## [RECORDS TO PROCESS]
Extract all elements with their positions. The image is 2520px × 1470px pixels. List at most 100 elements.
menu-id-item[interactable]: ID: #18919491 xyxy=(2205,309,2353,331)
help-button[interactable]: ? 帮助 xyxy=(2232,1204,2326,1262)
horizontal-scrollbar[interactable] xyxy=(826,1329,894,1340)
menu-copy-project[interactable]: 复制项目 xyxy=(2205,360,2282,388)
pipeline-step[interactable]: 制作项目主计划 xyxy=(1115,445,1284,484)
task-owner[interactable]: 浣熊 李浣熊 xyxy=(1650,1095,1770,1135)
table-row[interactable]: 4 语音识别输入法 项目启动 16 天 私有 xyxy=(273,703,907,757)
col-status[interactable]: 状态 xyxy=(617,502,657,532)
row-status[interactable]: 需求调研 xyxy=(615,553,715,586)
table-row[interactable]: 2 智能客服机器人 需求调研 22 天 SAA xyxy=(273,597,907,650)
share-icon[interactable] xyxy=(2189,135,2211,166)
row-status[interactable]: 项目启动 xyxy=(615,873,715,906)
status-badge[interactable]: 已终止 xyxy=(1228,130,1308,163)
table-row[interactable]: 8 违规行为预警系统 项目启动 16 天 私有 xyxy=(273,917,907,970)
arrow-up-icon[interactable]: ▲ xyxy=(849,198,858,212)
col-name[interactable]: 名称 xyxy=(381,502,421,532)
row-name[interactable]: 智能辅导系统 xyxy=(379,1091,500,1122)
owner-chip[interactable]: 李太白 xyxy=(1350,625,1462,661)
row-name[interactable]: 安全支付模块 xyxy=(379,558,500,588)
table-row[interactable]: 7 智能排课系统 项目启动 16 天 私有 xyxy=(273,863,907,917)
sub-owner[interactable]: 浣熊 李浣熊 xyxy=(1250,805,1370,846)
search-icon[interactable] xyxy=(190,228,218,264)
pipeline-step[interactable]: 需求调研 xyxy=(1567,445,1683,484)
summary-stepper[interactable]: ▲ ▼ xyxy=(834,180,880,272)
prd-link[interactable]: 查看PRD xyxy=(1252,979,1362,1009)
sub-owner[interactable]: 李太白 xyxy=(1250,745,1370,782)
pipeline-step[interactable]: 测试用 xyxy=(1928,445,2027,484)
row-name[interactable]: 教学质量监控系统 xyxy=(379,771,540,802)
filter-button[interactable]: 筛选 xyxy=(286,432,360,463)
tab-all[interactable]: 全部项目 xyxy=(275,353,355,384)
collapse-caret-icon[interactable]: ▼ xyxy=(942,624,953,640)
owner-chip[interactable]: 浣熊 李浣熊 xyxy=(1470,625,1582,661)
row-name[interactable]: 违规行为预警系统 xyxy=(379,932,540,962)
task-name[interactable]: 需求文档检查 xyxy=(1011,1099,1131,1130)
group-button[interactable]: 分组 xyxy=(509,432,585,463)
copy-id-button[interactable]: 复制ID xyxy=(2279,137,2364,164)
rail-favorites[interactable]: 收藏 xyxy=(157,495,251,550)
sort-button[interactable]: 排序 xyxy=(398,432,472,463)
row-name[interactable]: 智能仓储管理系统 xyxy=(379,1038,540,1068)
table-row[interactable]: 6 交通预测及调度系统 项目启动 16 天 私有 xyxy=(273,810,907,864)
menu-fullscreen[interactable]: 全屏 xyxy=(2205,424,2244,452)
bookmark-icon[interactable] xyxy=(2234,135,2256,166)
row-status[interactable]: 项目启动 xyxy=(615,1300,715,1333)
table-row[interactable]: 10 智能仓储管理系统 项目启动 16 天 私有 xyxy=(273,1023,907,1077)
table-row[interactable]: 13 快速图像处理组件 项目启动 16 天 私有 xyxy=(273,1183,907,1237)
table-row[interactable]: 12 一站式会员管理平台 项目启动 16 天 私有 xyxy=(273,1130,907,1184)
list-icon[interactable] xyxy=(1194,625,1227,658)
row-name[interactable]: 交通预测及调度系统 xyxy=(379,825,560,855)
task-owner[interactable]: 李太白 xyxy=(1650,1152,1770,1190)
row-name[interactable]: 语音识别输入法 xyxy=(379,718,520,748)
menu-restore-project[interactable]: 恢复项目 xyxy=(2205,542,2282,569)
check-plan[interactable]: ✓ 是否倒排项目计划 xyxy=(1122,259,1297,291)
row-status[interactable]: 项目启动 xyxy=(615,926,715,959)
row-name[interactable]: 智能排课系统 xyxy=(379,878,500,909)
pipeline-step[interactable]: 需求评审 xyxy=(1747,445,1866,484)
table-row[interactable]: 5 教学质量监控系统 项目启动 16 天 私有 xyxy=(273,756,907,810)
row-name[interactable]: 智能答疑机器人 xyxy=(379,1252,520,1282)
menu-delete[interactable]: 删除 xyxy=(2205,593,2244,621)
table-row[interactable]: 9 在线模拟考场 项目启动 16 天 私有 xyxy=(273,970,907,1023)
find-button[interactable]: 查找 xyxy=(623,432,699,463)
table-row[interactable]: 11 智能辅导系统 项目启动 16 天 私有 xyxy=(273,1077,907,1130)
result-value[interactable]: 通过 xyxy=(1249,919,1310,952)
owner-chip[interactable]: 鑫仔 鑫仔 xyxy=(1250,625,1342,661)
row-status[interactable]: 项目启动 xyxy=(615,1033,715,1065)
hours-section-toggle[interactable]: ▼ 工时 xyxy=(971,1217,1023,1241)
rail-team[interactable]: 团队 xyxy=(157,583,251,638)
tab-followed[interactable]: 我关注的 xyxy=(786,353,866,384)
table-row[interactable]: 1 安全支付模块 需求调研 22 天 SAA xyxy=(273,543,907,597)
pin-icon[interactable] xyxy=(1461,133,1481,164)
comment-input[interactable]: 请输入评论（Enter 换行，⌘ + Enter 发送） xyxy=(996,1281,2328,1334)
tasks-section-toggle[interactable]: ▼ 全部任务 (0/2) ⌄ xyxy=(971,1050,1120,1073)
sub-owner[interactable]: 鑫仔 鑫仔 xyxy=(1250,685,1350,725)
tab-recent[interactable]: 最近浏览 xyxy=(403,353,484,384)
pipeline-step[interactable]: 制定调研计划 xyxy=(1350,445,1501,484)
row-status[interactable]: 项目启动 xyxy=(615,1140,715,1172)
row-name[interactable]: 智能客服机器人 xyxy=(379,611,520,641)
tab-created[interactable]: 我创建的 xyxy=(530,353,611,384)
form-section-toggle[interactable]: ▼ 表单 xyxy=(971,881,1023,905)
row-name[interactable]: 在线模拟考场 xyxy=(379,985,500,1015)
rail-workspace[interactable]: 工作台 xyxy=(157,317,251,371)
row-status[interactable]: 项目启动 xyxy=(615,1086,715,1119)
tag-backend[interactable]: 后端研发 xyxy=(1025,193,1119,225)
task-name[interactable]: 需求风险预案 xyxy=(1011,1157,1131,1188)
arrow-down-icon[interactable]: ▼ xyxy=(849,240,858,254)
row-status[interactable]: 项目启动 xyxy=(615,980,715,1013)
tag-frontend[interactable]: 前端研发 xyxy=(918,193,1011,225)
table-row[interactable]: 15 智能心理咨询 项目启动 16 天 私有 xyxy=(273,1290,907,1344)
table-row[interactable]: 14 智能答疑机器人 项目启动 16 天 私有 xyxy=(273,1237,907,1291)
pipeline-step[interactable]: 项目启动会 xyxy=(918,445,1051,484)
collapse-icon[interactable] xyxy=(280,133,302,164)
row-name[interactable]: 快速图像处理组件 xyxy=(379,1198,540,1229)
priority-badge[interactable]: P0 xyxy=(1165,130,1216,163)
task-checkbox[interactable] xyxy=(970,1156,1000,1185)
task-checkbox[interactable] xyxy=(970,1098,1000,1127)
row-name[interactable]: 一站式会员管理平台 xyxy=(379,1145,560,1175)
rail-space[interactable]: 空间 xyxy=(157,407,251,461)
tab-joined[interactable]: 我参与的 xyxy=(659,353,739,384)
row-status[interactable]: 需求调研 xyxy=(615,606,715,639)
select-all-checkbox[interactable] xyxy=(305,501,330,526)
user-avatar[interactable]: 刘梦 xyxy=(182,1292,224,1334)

## [GOAL]
Transcribe the entries verbatim, beginning at their first line and stopping after the line that contains "help-button[interactable]: ? 帮助"; include both of those lines.

## [ANSWER TO THIS TASK]
Extract all elements with their positions. The image is 2520px × 1470px pixels. List at most 100 elements.
menu-id-item[interactable]: ID: #18919491 xyxy=(2205,309,2353,331)
help-button[interactable]: ? 帮助 xyxy=(2232,1204,2326,1262)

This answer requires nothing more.